Collected data entries:
..........
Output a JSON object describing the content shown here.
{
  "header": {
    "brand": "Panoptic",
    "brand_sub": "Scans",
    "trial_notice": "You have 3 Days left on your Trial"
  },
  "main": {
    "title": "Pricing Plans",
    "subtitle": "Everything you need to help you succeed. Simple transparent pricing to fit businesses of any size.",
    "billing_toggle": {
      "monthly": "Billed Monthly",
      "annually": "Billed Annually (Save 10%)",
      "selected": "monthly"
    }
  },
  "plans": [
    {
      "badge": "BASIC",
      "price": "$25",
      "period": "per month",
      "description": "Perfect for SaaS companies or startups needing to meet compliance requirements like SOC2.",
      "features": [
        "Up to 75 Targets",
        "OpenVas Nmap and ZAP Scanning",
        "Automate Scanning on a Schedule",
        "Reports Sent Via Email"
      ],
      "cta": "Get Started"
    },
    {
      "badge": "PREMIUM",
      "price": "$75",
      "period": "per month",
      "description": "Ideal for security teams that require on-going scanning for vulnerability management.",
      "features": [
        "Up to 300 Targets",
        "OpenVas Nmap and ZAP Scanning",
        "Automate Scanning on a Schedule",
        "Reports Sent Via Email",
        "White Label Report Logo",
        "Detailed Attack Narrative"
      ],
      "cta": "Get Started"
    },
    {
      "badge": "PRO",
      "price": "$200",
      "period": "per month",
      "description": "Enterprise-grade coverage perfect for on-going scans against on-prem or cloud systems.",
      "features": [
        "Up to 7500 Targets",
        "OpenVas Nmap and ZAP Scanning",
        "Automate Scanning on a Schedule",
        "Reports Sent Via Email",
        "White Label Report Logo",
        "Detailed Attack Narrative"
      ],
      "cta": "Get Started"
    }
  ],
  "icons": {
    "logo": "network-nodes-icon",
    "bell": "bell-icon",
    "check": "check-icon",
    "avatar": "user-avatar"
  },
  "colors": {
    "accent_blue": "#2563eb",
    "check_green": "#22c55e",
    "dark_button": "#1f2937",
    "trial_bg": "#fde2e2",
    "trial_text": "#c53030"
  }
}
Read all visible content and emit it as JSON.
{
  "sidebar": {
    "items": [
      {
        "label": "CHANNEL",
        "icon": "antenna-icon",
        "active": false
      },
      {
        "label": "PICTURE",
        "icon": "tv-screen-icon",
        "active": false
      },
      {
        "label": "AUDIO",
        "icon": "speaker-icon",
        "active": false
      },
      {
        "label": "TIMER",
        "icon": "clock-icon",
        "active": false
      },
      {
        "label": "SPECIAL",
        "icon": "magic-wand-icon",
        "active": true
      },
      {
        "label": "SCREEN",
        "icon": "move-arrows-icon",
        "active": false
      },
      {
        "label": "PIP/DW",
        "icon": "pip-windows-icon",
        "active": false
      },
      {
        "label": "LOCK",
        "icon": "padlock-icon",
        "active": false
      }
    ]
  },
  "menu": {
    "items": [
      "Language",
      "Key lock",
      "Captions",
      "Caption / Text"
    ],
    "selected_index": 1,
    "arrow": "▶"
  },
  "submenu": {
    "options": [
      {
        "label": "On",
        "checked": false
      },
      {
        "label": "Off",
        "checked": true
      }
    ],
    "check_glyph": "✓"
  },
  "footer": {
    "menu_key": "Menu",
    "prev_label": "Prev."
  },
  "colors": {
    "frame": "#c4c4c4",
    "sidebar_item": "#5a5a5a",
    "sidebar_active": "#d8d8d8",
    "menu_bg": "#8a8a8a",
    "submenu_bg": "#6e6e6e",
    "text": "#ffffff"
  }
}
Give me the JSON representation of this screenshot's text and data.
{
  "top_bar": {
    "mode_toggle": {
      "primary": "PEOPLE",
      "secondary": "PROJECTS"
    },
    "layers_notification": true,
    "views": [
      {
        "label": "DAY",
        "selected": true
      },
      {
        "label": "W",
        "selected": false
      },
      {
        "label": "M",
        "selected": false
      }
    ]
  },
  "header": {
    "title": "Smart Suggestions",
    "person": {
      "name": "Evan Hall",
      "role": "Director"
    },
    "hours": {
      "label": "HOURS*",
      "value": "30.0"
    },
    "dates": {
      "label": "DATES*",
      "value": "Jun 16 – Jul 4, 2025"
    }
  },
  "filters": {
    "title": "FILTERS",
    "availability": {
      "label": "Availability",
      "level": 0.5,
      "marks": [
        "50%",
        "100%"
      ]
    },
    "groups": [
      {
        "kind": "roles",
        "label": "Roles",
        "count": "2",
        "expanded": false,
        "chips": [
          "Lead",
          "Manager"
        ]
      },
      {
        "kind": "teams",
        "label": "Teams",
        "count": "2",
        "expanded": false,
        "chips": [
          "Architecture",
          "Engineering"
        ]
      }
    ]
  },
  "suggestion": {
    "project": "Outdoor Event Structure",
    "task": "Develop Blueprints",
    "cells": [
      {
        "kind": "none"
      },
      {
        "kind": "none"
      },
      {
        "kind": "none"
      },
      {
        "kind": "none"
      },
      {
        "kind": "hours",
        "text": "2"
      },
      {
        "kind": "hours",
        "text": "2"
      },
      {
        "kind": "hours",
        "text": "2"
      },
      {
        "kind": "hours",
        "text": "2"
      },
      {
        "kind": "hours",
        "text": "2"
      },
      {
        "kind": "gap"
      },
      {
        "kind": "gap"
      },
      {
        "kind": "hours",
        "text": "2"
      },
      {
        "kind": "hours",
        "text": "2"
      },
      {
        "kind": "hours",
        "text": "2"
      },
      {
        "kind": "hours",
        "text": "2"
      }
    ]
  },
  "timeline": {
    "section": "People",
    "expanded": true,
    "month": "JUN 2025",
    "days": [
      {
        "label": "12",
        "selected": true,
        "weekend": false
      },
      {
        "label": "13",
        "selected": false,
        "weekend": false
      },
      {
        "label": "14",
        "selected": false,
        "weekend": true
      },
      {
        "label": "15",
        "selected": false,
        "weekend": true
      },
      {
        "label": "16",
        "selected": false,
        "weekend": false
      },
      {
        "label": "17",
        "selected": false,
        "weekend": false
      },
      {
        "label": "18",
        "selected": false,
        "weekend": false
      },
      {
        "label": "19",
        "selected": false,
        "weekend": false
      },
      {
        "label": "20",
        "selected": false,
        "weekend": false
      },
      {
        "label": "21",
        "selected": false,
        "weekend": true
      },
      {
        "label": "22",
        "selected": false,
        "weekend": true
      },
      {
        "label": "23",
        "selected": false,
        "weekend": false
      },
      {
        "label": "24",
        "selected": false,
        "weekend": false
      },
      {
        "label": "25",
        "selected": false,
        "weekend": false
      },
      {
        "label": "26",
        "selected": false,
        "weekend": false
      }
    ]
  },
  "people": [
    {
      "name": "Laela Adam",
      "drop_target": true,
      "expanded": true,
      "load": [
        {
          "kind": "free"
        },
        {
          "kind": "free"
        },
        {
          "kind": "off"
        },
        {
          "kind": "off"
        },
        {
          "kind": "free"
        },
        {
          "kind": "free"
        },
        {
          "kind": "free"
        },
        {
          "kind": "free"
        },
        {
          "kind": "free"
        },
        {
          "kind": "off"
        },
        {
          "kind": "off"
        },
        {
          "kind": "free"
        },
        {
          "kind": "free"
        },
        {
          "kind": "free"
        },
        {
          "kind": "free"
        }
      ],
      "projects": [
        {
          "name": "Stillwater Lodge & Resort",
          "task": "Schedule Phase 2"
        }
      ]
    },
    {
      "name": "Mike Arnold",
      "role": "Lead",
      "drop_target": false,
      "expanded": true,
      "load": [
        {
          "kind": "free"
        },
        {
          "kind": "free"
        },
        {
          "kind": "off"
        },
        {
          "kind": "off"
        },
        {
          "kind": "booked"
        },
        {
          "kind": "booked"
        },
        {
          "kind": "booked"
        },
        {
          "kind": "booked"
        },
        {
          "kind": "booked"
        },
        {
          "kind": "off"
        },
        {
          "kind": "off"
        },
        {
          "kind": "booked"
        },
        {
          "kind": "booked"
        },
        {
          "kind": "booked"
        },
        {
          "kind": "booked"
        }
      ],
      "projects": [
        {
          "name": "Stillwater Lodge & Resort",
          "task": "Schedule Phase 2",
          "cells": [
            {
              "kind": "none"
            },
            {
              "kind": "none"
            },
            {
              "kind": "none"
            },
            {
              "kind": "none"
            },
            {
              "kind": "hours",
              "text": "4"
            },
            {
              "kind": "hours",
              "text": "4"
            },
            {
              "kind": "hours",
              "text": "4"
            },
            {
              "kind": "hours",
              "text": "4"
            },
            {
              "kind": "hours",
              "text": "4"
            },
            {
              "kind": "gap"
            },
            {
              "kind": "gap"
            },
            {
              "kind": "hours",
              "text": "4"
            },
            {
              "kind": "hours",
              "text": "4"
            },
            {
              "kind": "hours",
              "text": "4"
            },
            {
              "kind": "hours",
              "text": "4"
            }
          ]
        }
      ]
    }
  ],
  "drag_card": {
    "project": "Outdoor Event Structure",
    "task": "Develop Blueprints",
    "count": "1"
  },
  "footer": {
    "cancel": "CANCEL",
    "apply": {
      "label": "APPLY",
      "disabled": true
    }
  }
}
..........
▶ **Brief**
Each line holding "Billed" must be found and copied.

▶ **Solution for this task**
      "monthly": "Billed Monthly",
      "annually": "Billed Annually (Save 10%)",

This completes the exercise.